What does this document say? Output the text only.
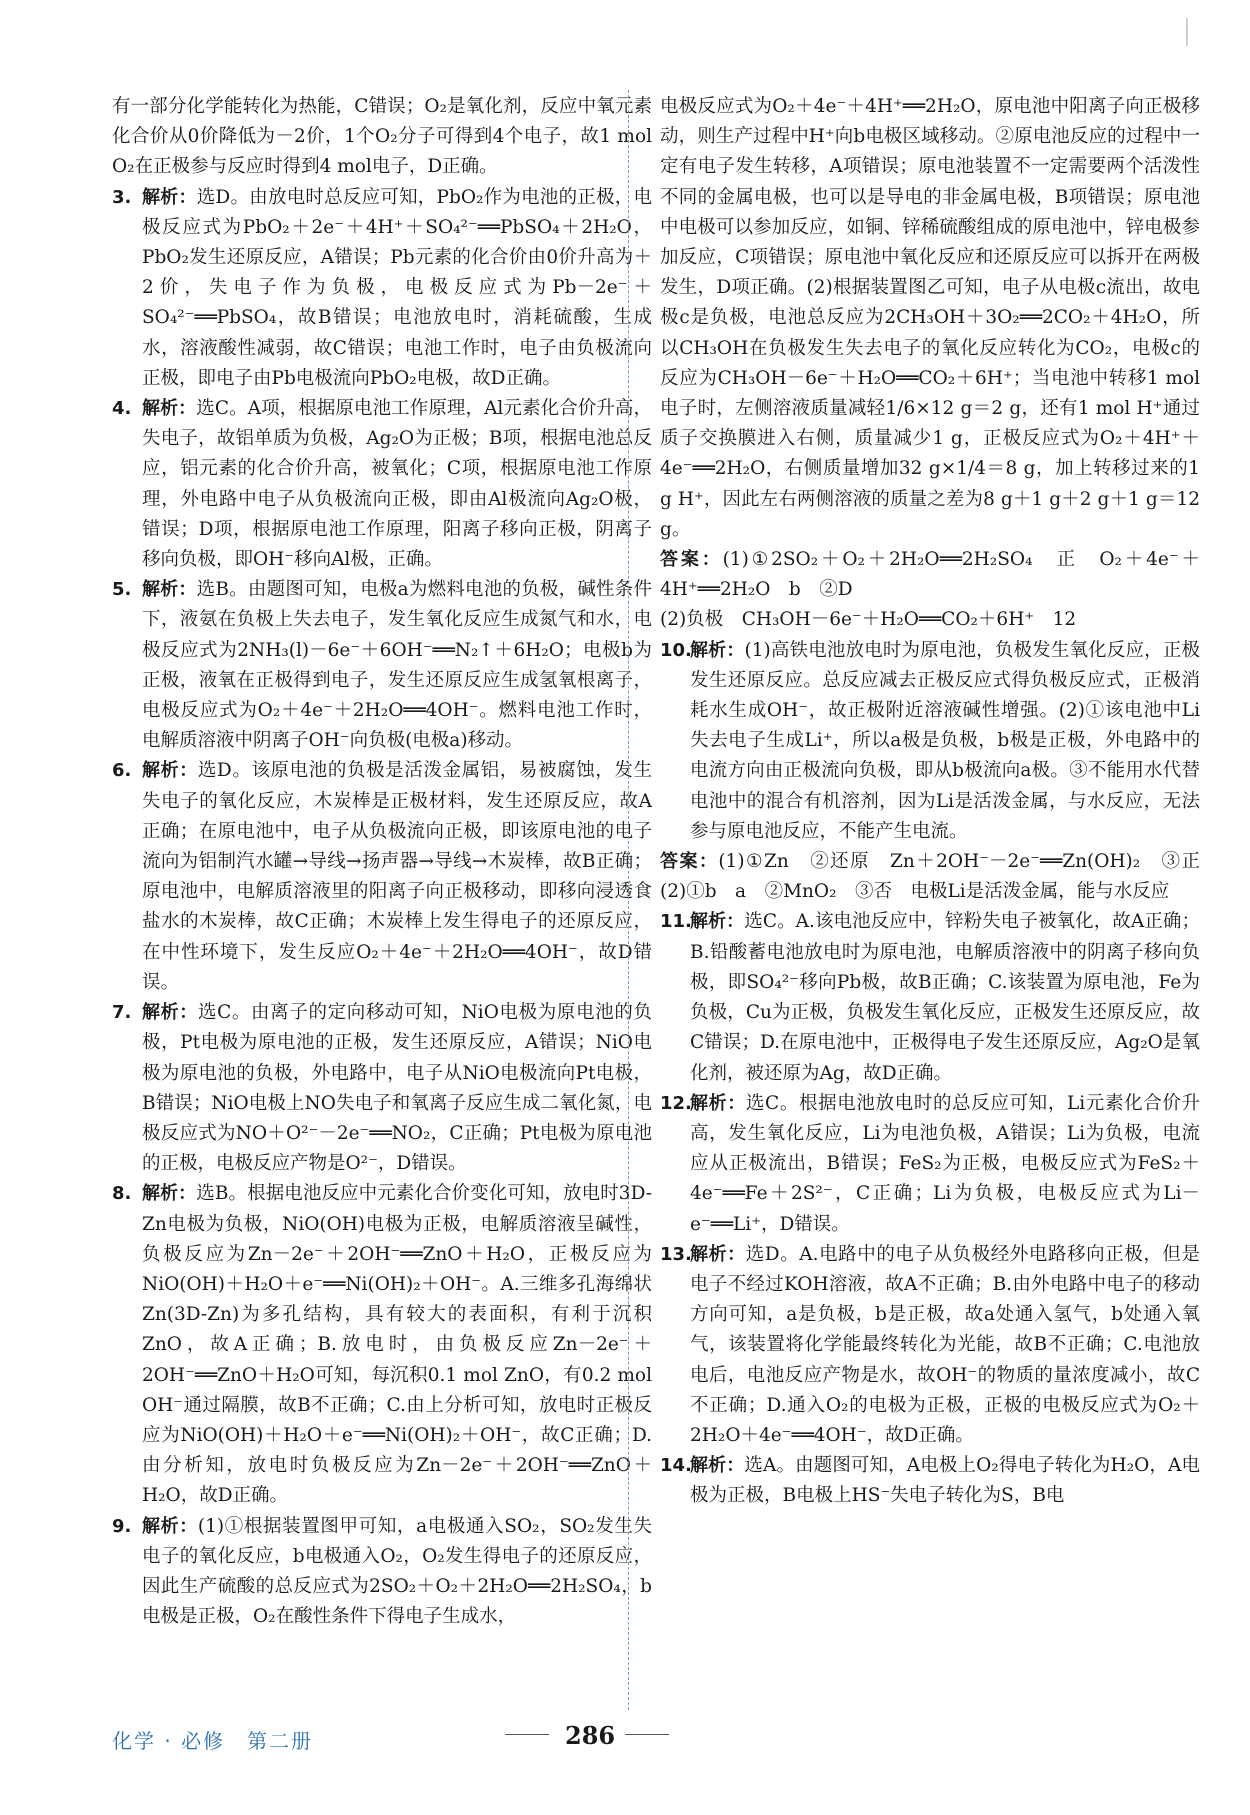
有一部分化学能转化为热能，C错误；O₂是氧化剂，反应中氧元素化合价从0价降低为－2价，1个O₂分子可得到4个电子，故1 mol O₂在正极参与反应时得到4 mol电子，D正确。

3. 解析：选D。由放电时总反应可知，PbO₂作为电池的正极，电极反应式为PbO₂＋2e⁻＋4H⁺＋SO₄²⁻══PbSO₄＋2H₂O，PbO₂发生还原反应，A错误；Pb元素的化合价由0价升高为＋2价，失电子作为负极，电极反应式为Pb－2e⁻＋SO₄²⁻══PbSO₄，故B错误；电池放电时，消耗硫酸，生成水，溶液酸性减弱，故C错误；电池工作时，电子由负极流向正极，即电子由Pb电极流向PbO₂电极，故D正确。
4. 解析：选C。A项，根据原电池工作原理，Al元素化合价升高，失电子，故铝单质为负极，Ag₂O为正极；B项，根据电池总反应，铝元素的化合价升高，被氧化；C项，根据原电池工作原理，外电路中电子从负极流向正极，即由Al极流向Ag₂O极，错误；D项，根据原电池工作原理，阳离子移向正极，阴离子移向负极，即OH⁻移向Al极，正确。
5. 解析：选B。由题图可知，电极a为燃料电池的负极，碱性条件下，液氨在负极上失去电子，发生氧化反应生成氮气和水，电极反应式为2NH₃(l)－6e⁻＋6OH⁻══N₂↑＋6H₂O；电极b为正极，液氧在正极得到电子，发生还原反应生成氢氧根离子，电极反应式为O₂＋4e⁻＋2H₂O══4OH⁻。燃料电池工作时，电解质溶液中阴离子OH⁻向负极(电极a)移动。
6. 解析：选D。该原电池的负极是活泼金属铝，易被腐蚀，发生失电子的氧化反应，木炭棒是正极材料，发生还原反应，故A正确；在原电池中，电子从负极流向正极，即该原电池的电子流向为铝制汽水罐→导线→扬声器→导线→木炭棒，故B正确；原电池中，电解质溶液里的阳离子向正极移动，即移向浸透食盐水的木炭棒，故C正确；木炭棒上发生得电子的还原反应，在中性环境下，发生反应O₂＋4e⁻＋2H₂O══4OH⁻，故D错误。
7. 解析：选C。由离子的定向移动可知，NiO电极为原电池的负极，Pt电极为原电池的正极，发生还原反应，A错误；NiO电极为原电池的负极，外电路中，电子从NiO电极流向Pt电极，B错误；NiO电极上NO失电子和氧离子反应生成二氧化氮，电极反应式为NO＋O²⁻－2e⁻══NO₂，C正确；Pt电极为原电池的正极，电极反应产物是O²⁻，D错误。
8. 解析：选B。根据电池反应中元素化合价变化可知，放电时3D-Zn电极为负极，NiO(OH)电极为正极，电解质溶液呈碱性，负极反应为Zn－2e⁻＋2OH⁻══ZnO＋H₂O，正极反应为NiO(OH)＋H₂O＋e⁻══Ni(OH)₂＋OH⁻。A.三维多孔海绵状Zn(3D-Zn)为多孔结构，具有较大的表面积，有利于沉积ZnO，故A正确；B.放电时，由负极反应Zn－2e⁻＋2OH⁻══ZnO＋H₂O可知，每沉积0.1 mol ZnO，有0.2 mol OH⁻通过隔膜，故B不正确；C.由上分析可知，放电时正极反应为NiO(OH)＋H₂O＋e⁻══Ni(OH)₂＋OH⁻，故C正确；D.由分析知，放电时负极反应为Zn－2e⁻＋2OH⁻══ZnO＋H₂O，故D正确。
9. 解析：(1)①根据装置图甲可知，a电极通入SO₂，SO₂发生失电子的氧化反应，b电极通入O₂，O₂发生得电子的还原反应，因此生产硫酸的总反应式为2SO₂＋O₂＋2H₂O══2H₂SO₄，b电极是正极，O₂在酸性条件下得电子生成水，

电极反应式为O₂＋4e⁻＋4H⁺══2H₂O，原电池中阳离子向正极移动，则生产过程中H⁺向b电极区域移动。②原电池反应的过程中一定有电子发生转移，A项错误；原电池装置不一定需要两个活泼性不同的金属电极，也可以是导电的非金属电极，B项错误；原电池中电极可以参加反应，如铜、锌稀硫酸组成的原电池中，锌电极参加反应，C项错误；原电池中氧化反应和还原反应可以拆开在两极发生，D项正确。(2)根据装置图乙可知，电子从电极c流出，故电极c是负极，电池总反应为2CH₃OH＋3O₂══2CO₂＋4H₂O，所以CH₃OH在负极发生失去电子的氧化反应转化为CO₂，电极c的反应为CH₃OH－6e⁻＋H₂O══CO₂＋6H⁺；当电池中转移1 mol电子时，左侧溶液质量减轻1/6×12 g＝2 g，还有1 mol H⁺通过质子交换膜进入右侧，质量减少1 g，正极反应式为O₂＋4H⁺＋4e⁻══2H₂O，右侧质量增加32 g×1/4＝8 g，加上转移过来的1 g H⁺，因此左右两侧溶液的质量之差为8 g＋1 g＋2 g＋1 g＝12 g。

答案：(1)①2SO₂＋O₂＋2H₂O══2H₂SO₄　正　O₂＋4e⁻＋4H⁺══2H₂O　b　②D

(2)负极　CH₃OH－6e⁻＋H₂O══CO₂＋6H⁺　12

10.
解析：(1)高铁电池放电时为原电池，负极发生氧化反应，正极发生还原反应。总反应减去正极反应式得负极反应式，正极消耗水生成OH⁻，故正极附近溶液碱性增强。(2)①该电池中Li失去电子生成Li⁺，所以a极是负极，b极是正极，外电路中的电流方向由正极流向负极，即从b极流向a极。③不能用水代替电池中的混合有机溶剂，因为Li是活泼金属，与水反应，无法参与原电池反应，不能产生电流。

答案：(1)①Zn　②还原　Zn＋2OH⁻－2e⁻══Zn(OH)₂　③正　(2)①b　a　②MnO₂　③否　电极Li是活泼金属，能与水反应

11.
解析：选C。A.该电池反应中，锌粉失电子被氧化，故A正确；B.铅酸蓄电池放电时为原电池，电解质溶液中的阴离子移向负极，即SO₄²⁻移向Pb极，故B正确；C.该装置为原电池，Fe为负极，Cu为正极，负极发生氧化反应，正极发生还原反应，故C错误；D.在原电池中，正极得电子发生还原反应，Ag₂O是氧化剂，被还原为Ag，故D正确。
12.
解析：选C。根据电池放电时的总反应可知，Li元素化合价升高，发生氧化反应，Li为电池负极，A错误；Li为负极，电流应从正极流出，B错误；FeS₂为正极，电极反应式为FeS₂＋4e⁻══Fe＋2S²⁻，C正确；Li为负极，电极反应式为Li－e⁻══Li⁺，D错误。
13.
解析：选D。A.电路中的电子从负极经外电路移向正极，但是电子不经过KOH溶液，故A不正确；B.由外电路中电子的移动方向可知，a是负极，b是正极，故a处通入氢气，b处通入氧气，该装置将化学能最终转化为光能，故B不正确；C.电池放电后，电池反应产物是水，故OH⁻的物质的量浓度减小，故C不正确；D.通入O₂的电极为正极，正极的电极反应式为O₂＋2H₂O＋4e⁻══4OH⁻，故D正确。
14.
解析：选A。由题图可知，A电极上O₂得电子转化为H₂O，A电极为正极，B电极上HS⁻失电子转化为S，B电
化学 · 必修　第二册	286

• [EXERCISE]
Reproduce every record above exactly, omitting the pictures.

• [WRITTEN SOLUTION]
What does this document say? Output the text only.
有一部分化学能转化为热能，C错误；O₂是氧化剂，反应中氧元素化合价从0价降低为－2价，1个O₂分子可得到4个电子，故1 mol O₂在正极参与反应时得到4 mol电子，D正确。

3. 解析：选D。由放电时总反应可知，PbO₂作为电池的正极，电极反应式为PbO₂＋2e⁻＋4H⁺＋SO₄²⁻══PbSO₄＋2H₂O，PbO₂发生还原反应，A错误；Pb元素的化合价由0价升高为＋2价，失电子作为负极，电极反应式为Pb－2e⁻＋SO₄²⁻══PbSO₄，故B错误；电池放电时，消耗硫酸，生成水，溶液酸性减弱，故C错误；电池工作时，电子由负极流向正极，即电子由Pb电极流向PbO₂电极，故D正确。
4. 解析：选C。A项，根据原电池工作原理，Al元素化合价升高，失电子，故铝单质为负极，Ag₂O为正极；B项，根据电池总反应，铝元素的化合价升高，被氧化；C项，根据原电池工作原理，外电路中电子从负极流向正极，即由Al极流向Ag₂O极，错误；D项，根据原电池工作原理，阳离子移向正极，阴离子移向负极，即OH⁻移向Al极，正确。
5. 解析：选B。由题图可知，电极a为燃料电池的负极，碱性条件下，液氨在负极上失去电子，发生氧化反应生成氮气和水，电极反应式为2NH₃(l)－6e⁻＋6OH⁻══N₂↑＋6H₂O；电极b为正极，液氧在正极得到电子，发生还原反应生成氢氧根离子，电极反应式为O₂＋4e⁻＋2H₂O══4OH⁻。燃料电池工作时，电解质溶液中阴离子OH⁻向负极(电极a)移动。
6. 解析：选D。该原电池的负极是活泼金属铝，易被腐蚀，发生失电子的氧化反应，木炭棒是正极材料，发生还原反应，故A正确；在原电池中，电子从负极流向正极，即该原电池的电子流向为铝制汽水罐→导线→扬声器→导线→木炭棒，故B正确；原电池中，电解质溶液里的阳离子向正极移动，即移向浸透食盐水的木炭棒，故C正确；木炭棒上发生得电子的还原反应，在中性环境下，发生反应O₂＋4e⁻＋2H₂O══4OH⁻，故D错误。
7. 解析：选C。由离子的定向移动可知，NiO电极为原电池的负极，Pt电极为原电池的正极，发生还原反应，A错误；NiO电极为原电池的负极，外电路中，电子从NiO电极流向Pt电极，B错误；NiO电极上NO失电子和氧离子反应生成二氧化氮，电极反应式为NO＋O²⁻－2e⁻══NO₂，C正确；Pt电极为原电池的正极，电极反应产物是O²⁻，D错误。
8. 解析：选B。根据电池反应中元素化合价变化可知，放电时3D-Zn电极为负极，NiO(OH)电极为正极，电解质溶液呈碱性，负极反应为Zn－2e⁻＋2OH⁻══ZnO＋H₂O，正极反应为NiO(OH)＋H₂O＋e⁻══Ni(OH)₂＋OH⁻。A.三维多孔海绵状Zn(3D-Zn)为多孔结构，具有较大的表面积，有利于沉积ZnO，故A正确；B.放电时，由负极反应Zn－2e⁻＋2OH⁻══ZnO＋H₂O可知，每沉积0.1 mol ZnO，有0.2 mol OH⁻通过隔膜，故B不正确；C.由上分析可知，放电时正极反应为NiO(OH)＋H₂O＋e⁻══Ni(OH)₂＋OH⁻，故C正确；D.由分析知，放电时负极反应为Zn－2e⁻＋2OH⁻══ZnO＋H₂O，故D正确。
9. 解析：(1)①根据装置图甲可知，a电极通入SO₂，SO₂发生失电子的氧化反应，b电极通入O₂，O₂发生得电子的还原反应，因此生产硫酸的总反应式为2SO₂＋O₂＋2H₂O══2H₂SO₄，b电极是正极，O₂在酸性条件下得电子生成水，

电极反应式为O₂＋4e⁻＋4H⁺══2H₂O，原电池中阳离子向正极移动，则生产过程中H⁺向b电极区域移动。②原电池反应的过程中一定有电子发生转移，A项错误；原电池装置不一定需要两个活泼性不同的金属电极，也可以是导电的非金属电极，B项错误；原电池中电极可以参加反应，如铜、锌稀硫酸组成的原电池中，锌电极参加反应，C项错误；原电池中氧化反应和还原反应可以拆开在两极发生，D项正确。(2)根据装置图乙可知，电子从电极c流出，故电极c是负极，电池总反应为2CH₃OH＋3O₂══2CO₂＋4H₂O，所以CH₃OH在负极发生失去电子的氧化反应转化为CO₂，电极c的反应为CH₃OH－6e⁻＋H₂O══CO₂＋6H⁺；当电池中转移1 mol电子时，左侧溶液质量减轻1/6×12 g＝2 g，还有1 mol H⁺通过质子交换膜进入右侧，质量减少1 g，正极反应式为O₂＋4H⁺＋4e⁻══2H₂O，右侧质量增加32 g×1/4＝8 g，加上转移过来的1 g H⁺，因此左右两侧溶液的质量之差为8 g＋1 g＋2 g＋1 g＝12 g。

答案：(1)①2SO₂＋O₂＋2H₂O══2H₂SO₄　正　O₂＋4e⁻＋4H⁺══2H₂O　b　②D

(2)负极　CH₃OH－6e⁻＋H₂O══CO₂＋6H⁺　12

10.
解析：(1)高铁电池放电时为原电池，负极发生氧化反应，正极发生还原反应。总反应减去正极反应式得负极反应式，正极消耗水生成OH⁻，故正极附近溶液碱性增强。(2)①该电池中Li失去电子生成Li⁺，所以a极是负极，b极是正极，外电路中的电流方向由正极流向负极，即从b极流向a极。③不能用水代替电池中的混合有机溶剂，因为Li是活泼金属，与水反应，无法参与原电池反应，不能产生电流。

答案：(1)①Zn　②还原　Zn＋2OH⁻－2e⁻══Zn(OH)₂　③正　(2)①b　a　②MnO₂　③否　电极Li是活泼金属，能与水反应

11.
解析：选C。A.该电池反应中，锌粉失电子被氧化，故A正确；B.铅酸蓄电池放电时为原电池，电解质溶液中的阴离子移向负极，即SO₄²⁻移向Pb极，故B正确；C.该装置为原电池，Fe为负极，Cu为正极，负极发生氧化反应，正极发生还原反应，故C错误；D.在原电池中，正极得电子发生还原反应，Ag₂O是氧化剂，被还原为Ag，故D正确。
12.
解析：选C。根据电池放电时的总反应可知，Li元素化合价升高，发生氧化反应，Li为电池负极，A错误；Li为负极，电流应从正极流出，B错误；FeS₂为正极，电极反应式为FeS₂＋4e⁻══Fe＋2S²⁻，C正确；Li为负极，电极反应式为Li－e⁻══Li⁺，D错误。
13.
解析：选D。A.电路中的电子从负极经外电路移向正极，但是电子不经过KOH溶液，故A不正确；B.由外电路中电子的移动方向可知，a是负极，b是正极，故a处通入氢气，b处通入氧气，该装置将化学能最终转化为光能，故B不正确；C.电池放电后，电池反应产物是水，故OH⁻的物质的量浓度减小，故C不正确；D.通入O₂的电极为正极，正极的电极反应式为O₂＋2H₂O＋4e⁻══4OH⁻，故D正确。
14.
解析：选A。由题图可知，A电极上O₂得电子转化为H₂O，A电极为正极，B电极上HS⁻失电子转化为S，B电
化学 · 必修　第二册	286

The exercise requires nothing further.